## EXERCISE
Scan the material for the word "Cannot", then return every line where it appears.

--- DATA FOR THIS TASK ---

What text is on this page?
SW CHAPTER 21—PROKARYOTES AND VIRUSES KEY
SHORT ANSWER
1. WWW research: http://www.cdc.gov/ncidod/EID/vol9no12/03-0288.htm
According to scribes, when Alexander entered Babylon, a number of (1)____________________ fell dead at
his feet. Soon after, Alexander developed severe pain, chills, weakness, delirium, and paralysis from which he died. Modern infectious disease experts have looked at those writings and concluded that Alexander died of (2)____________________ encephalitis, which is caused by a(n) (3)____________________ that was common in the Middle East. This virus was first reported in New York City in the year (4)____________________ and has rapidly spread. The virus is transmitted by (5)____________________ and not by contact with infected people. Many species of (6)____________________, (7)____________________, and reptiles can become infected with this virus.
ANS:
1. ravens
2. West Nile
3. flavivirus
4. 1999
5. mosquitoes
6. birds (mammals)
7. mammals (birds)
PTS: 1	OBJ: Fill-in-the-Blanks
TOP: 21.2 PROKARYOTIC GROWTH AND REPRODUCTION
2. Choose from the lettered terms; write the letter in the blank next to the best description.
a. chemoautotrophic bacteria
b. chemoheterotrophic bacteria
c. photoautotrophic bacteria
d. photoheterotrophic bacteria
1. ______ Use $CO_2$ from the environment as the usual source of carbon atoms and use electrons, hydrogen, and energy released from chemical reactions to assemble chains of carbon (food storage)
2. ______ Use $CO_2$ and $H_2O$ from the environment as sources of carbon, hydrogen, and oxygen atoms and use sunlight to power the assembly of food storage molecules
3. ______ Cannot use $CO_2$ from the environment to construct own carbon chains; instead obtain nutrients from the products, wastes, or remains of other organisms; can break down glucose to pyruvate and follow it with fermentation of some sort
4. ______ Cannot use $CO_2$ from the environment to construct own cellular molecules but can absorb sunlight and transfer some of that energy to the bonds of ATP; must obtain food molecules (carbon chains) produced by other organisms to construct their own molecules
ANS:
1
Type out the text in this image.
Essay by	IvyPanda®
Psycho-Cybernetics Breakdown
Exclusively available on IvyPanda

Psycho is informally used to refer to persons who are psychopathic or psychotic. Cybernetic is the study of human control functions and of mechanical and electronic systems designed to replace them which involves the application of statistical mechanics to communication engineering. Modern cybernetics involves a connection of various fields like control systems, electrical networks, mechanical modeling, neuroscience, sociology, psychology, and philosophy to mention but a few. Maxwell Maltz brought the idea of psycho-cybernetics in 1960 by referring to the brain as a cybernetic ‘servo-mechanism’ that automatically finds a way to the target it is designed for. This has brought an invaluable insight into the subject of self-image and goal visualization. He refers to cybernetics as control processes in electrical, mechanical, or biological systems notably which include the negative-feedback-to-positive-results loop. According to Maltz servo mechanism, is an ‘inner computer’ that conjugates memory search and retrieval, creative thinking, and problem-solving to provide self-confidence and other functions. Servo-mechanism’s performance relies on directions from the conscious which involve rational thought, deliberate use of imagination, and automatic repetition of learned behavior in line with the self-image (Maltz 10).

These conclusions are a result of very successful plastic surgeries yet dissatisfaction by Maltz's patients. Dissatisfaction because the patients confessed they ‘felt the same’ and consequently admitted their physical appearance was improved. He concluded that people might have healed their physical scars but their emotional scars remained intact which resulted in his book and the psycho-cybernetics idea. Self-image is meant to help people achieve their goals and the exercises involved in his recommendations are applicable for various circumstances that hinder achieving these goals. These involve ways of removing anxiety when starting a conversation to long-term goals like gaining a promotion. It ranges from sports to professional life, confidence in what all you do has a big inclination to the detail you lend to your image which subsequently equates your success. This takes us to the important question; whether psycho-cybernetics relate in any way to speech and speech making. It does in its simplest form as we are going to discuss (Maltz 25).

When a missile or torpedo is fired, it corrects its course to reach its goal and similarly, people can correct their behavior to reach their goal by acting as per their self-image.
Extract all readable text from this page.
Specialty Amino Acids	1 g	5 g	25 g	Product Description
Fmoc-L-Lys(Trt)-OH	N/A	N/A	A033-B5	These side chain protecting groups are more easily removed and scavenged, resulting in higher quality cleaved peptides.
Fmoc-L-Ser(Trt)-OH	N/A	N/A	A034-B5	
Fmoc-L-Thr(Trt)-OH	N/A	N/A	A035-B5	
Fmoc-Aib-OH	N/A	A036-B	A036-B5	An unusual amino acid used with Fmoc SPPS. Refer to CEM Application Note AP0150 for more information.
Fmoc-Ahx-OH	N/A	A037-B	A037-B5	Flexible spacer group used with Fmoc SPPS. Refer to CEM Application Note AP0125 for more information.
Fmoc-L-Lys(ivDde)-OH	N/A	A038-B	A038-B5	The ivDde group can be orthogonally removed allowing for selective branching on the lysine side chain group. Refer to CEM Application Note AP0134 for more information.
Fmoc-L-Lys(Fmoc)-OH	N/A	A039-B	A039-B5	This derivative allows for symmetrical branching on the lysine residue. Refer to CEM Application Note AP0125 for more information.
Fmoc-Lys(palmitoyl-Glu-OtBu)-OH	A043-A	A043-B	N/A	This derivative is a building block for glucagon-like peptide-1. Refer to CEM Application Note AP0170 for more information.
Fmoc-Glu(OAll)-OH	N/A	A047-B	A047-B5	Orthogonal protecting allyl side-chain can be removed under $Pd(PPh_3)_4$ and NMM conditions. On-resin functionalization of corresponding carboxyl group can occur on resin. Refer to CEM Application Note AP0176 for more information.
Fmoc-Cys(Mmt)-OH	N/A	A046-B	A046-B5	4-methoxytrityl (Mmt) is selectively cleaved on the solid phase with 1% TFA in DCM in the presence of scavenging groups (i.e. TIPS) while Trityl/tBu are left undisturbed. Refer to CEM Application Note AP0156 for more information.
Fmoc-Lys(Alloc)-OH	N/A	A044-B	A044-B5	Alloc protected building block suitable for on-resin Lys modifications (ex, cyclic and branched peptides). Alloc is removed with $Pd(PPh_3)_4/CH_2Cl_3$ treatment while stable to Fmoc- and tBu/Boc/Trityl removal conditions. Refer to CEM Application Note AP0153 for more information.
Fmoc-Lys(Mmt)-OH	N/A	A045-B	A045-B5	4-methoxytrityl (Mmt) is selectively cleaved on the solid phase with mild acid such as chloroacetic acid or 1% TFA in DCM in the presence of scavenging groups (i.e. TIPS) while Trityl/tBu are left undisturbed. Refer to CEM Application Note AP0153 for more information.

---

## WRITTEN REPLY
3. ______ Cannot use $CO_2$ from the environment to construct own carbon chains; instead obtain nutrients from the products, wastes, or remains of other organisms; can break down glucose to pyruvate and follow it with fermentation of some sort
4. ______ Cannot use $CO_2$ from the environment to construct own cellular molecules but can absorb sunlight and transfer some of that energy to the bonds of ATP; must obtain food molecules (carbon chains) produced by other organisms to construct their own molecules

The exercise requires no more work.